* Start *
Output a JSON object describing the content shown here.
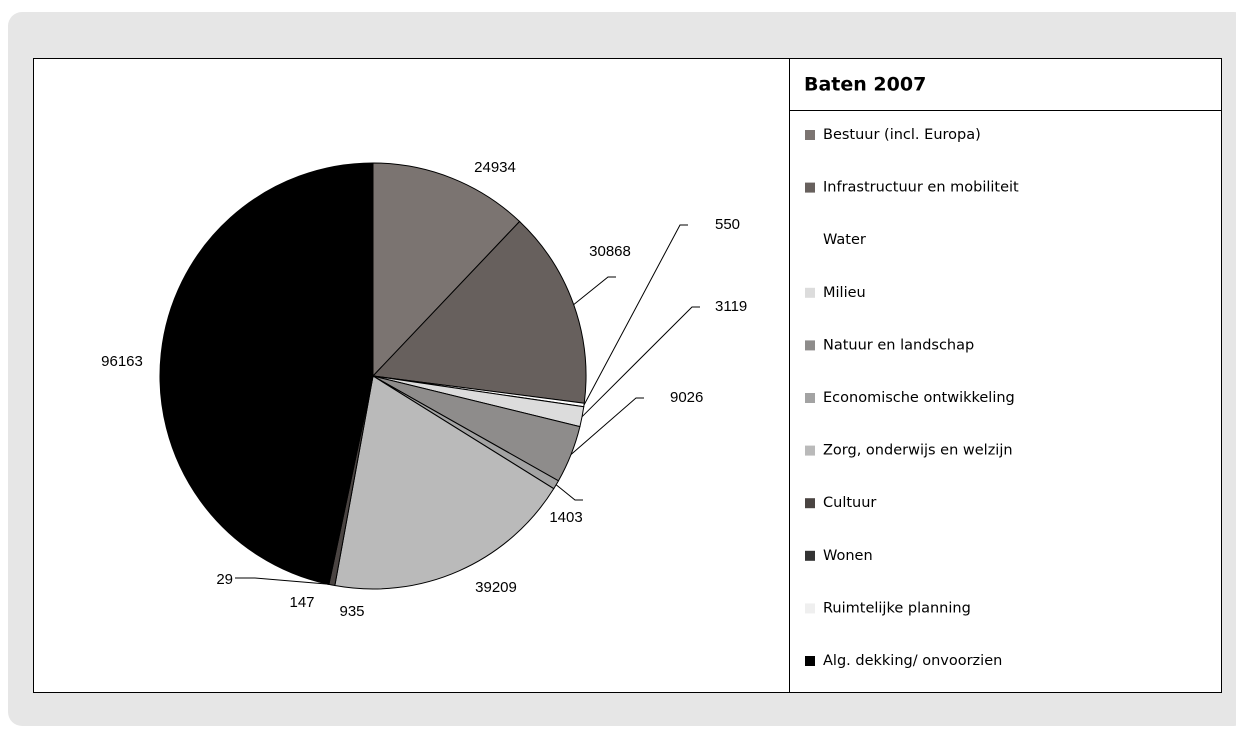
{
  "chart_data": {
    "type": "pie",
    "title": "Baten 2007",
    "categories": [
      "Bestuur (incl. Europa)",
      "Infrastructuur en mobiliteit",
      "Water",
      "Milieu",
      "Natuur en landschap",
      "Economische ontwikkeling",
      "Zorg, onderwijs en welzijn",
      "Cultuur",
      "Wonen",
      "Ruimtelijke planning",
      "Alg. dekking/ onvoorzien"
    ],
    "values": [
      24934,
      30868,
      550,
      3119,
      9026,
      1403,
      39209,
      935,
      147,
      29,
      96163
    ],
    "colors": [
      "#7b7471",
      "#67605d",
      "#ffffff",
      "#dcdcdc",
      "#8e8c8b",
      "#a3a3a3",
      "#bababa",
      "#4a4442",
      "#333333",
      "#efefef",
      "#000000"
    ]
  }
}
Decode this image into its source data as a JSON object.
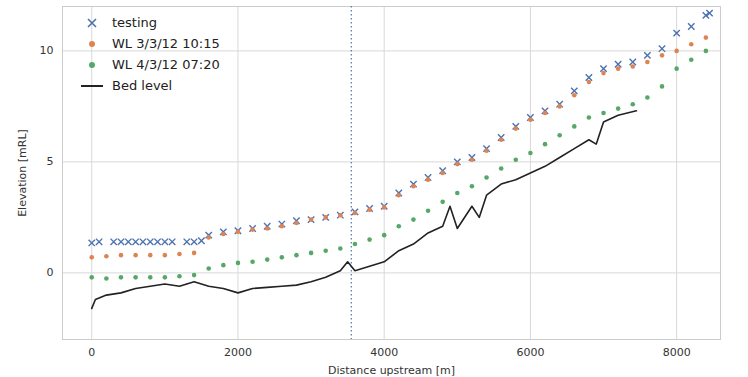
{
  "chart_data": {
    "type": "scatter",
    "x_label": "Distance upstream [m]",
    "y_label": "Elevation [mRL]",
    "xlim": [
      -400,
      8600
    ],
    "ylim": [
      -3,
      12
    ],
    "xticks": [
      0,
      2000,
      4000,
      6000,
      8000
    ],
    "yticks": [
      0,
      5,
      10
    ],
    "grid": true,
    "legend": "upper left",
    "reference_x": 3550,
    "series": [
      {
        "name": "testing",
        "color": "#4c72b0",
        "type": "scatter",
        "marker": "x",
        "x": [
          0,
          100,
          300,
          400,
          500,
          600,
          700,
          800,
          900,
          1000,
          1100,
          1300,
          1400,
          1500,
          1600,
          1800,
          2000,
          2200,
          2400,
          2600,
          2800,
          3000,
          3200,
          3400,
          3600,
          3800,
          4000,
          4200,
          4400,
          4600,
          4800,
          5000,
          5200,
          5400,
          5600,
          5800,
          6000,
          6200,
          6400,
          6600,
          6800,
          7000,
          7200,
          7400,
          7600,
          7800,
          8000,
          8200,
          8400,
          8450
        ],
        "values": [
          1.35,
          1.4,
          1.4,
          1.4,
          1.4,
          1.4,
          1.4,
          1.4,
          1.4,
          1.4,
          1.4,
          1.4,
          1.4,
          1.45,
          1.7,
          1.85,
          1.9,
          2.0,
          2.1,
          2.2,
          2.35,
          2.4,
          2.5,
          2.6,
          2.75,
          2.9,
          3.0,
          3.6,
          4.0,
          4.3,
          4.6,
          5.0,
          5.2,
          5.6,
          6.1,
          6.6,
          7.0,
          7.3,
          7.6,
          8.2,
          8.8,
          9.2,
          9.4,
          9.5,
          9.8,
          10.1,
          10.8,
          11.1,
          11.6,
          11.7
        ]
      },
      {
        "name": "WL 3/3/12 10:15",
        "color": "#dd8452",
        "type": "scatter",
        "marker": "circle",
        "x": [
          0,
          200,
          400,
          600,
          800,
          1000,
          1200,
          1400,
          1600,
          1800,
          2000,
          2200,
          2400,
          2600,
          2800,
          3000,
          3200,
          3400,
          3600,
          3800,
          4000,
          4200,
          4400,
          4600,
          4800,
          5000,
          5200,
          5400,
          5600,
          5800,
          6000,
          6200,
          6400,
          6600,
          6800,
          7000,
          7200,
          7400,
          7600,
          7800,
          8000,
          8200,
          8400
        ],
        "values": [
          0.7,
          0.75,
          0.8,
          0.8,
          0.8,
          0.8,
          0.85,
          0.9,
          1.6,
          1.75,
          1.85,
          1.95,
          2.0,
          2.1,
          2.25,
          2.4,
          2.5,
          2.6,
          2.7,
          2.85,
          2.95,
          3.5,
          3.9,
          4.2,
          4.5,
          4.9,
          5.1,
          5.5,
          6.0,
          6.5,
          6.9,
          7.2,
          7.5,
          8.0,
          8.6,
          9.0,
          9.2,
          9.3,
          9.5,
          9.8,
          10.0,
          10.3,
          10.6
        ]
      },
      {
        "name": "WL 4/3/12 07:20",
        "color": "#55a868",
        "type": "scatter",
        "marker": "circle",
        "x": [
          0,
          200,
          400,
          600,
          800,
          1000,
          1200,
          1400,
          1600,
          1800,
          2000,
          2200,
          2400,
          2600,
          2800,
          3000,
          3200,
          3400,
          3600,
          3800,
          4000,
          4200,
          4400,
          4600,
          4800,
          5000,
          5200,
          5400,
          5600,
          5800,
          6000,
          6200,
          6400,
          6600,
          6800,
          7000,
          7200,
          7400,
          7600,
          7800,
          8000,
          8200,
          8400
        ],
        "values": [
          -0.2,
          -0.25,
          -0.2,
          -0.2,
          -0.2,
          -0.2,
          -0.15,
          -0.1,
          0.2,
          0.35,
          0.45,
          0.5,
          0.6,
          0.7,
          0.8,
          0.9,
          1.0,
          1.1,
          1.3,
          1.5,
          1.7,
          2.1,
          2.4,
          2.8,
          3.2,
          3.6,
          3.9,
          4.3,
          4.7,
          5.1,
          5.4,
          5.8,
          6.2,
          6.6,
          7.0,
          7.2,
          7.4,
          7.6,
          7.9,
          8.4,
          9.2,
          9.6,
          10.0
        ]
      },
      {
        "name": "Bed level",
        "color": "#222222",
        "type": "line",
        "line_style": "solid",
        "x": [
          0,
          50,
          200,
          400,
          600,
          800,
          1000,
          1200,
          1400,
          1600,
          1800,
          2000,
          2200,
          2400,
          2600,
          2800,
          3000,
          3200,
          3400,
          3500,
          3600,
          3800,
          4000,
          4200,
          4400,
          4600,
          4800,
          4900,
          5000,
          5200,
          5300,
          5400,
          5600,
          5800,
          6000,
          6200,
          6400,
          6600,
          6800,
          6900,
          7000,
          7200,
          7450
        ],
        "values": [
          -1.6,
          -1.2,
          -1.0,
          -0.9,
          -0.7,
          -0.6,
          -0.5,
          -0.6,
          -0.4,
          -0.6,
          -0.7,
          -0.9,
          -0.7,
          -0.65,
          -0.6,
          -0.55,
          -0.4,
          -0.2,
          0.1,
          0.5,
          0.1,
          0.3,
          0.5,
          1.0,
          1.3,
          1.8,
          2.1,
          3.0,
          2.0,
          3.0,
          2.5,
          3.5,
          4.0,
          4.2,
          4.5,
          4.8,
          5.2,
          5.6,
          6.0,
          5.8,
          6.8,
          7.1,
          7.3
        ]
      }
    ]
  }
}
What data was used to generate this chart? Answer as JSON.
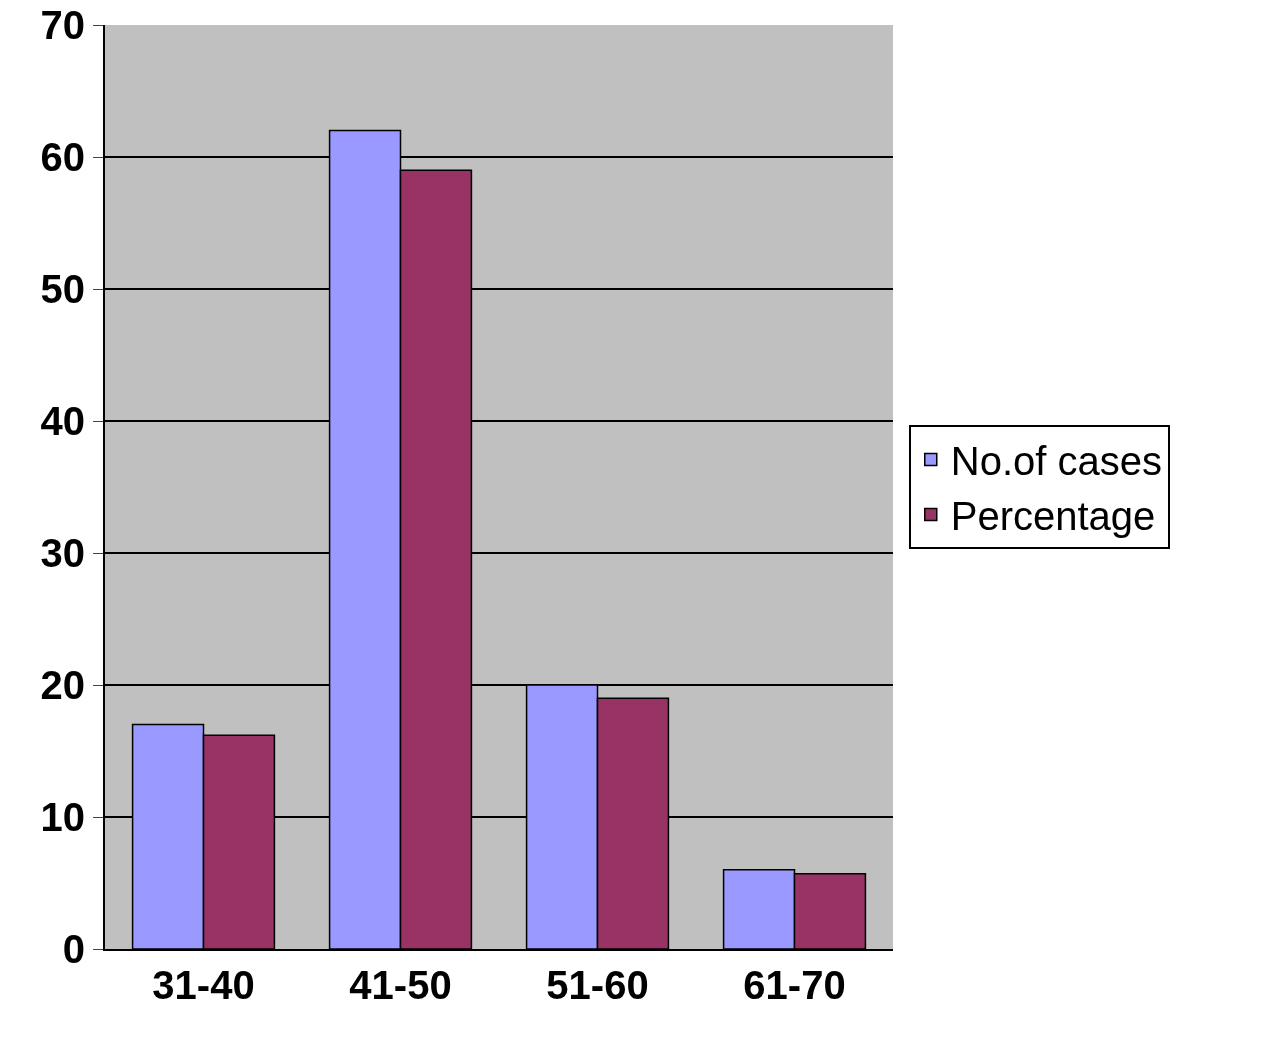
* End *
▸ TASK BRIEF:
Scan the entries above for the word "object" and collect each line holding it.

▸ EXERCISE SOLUTION:
Output a JSON object describing the content shown here.
Decode this image into its source data as a JSON object.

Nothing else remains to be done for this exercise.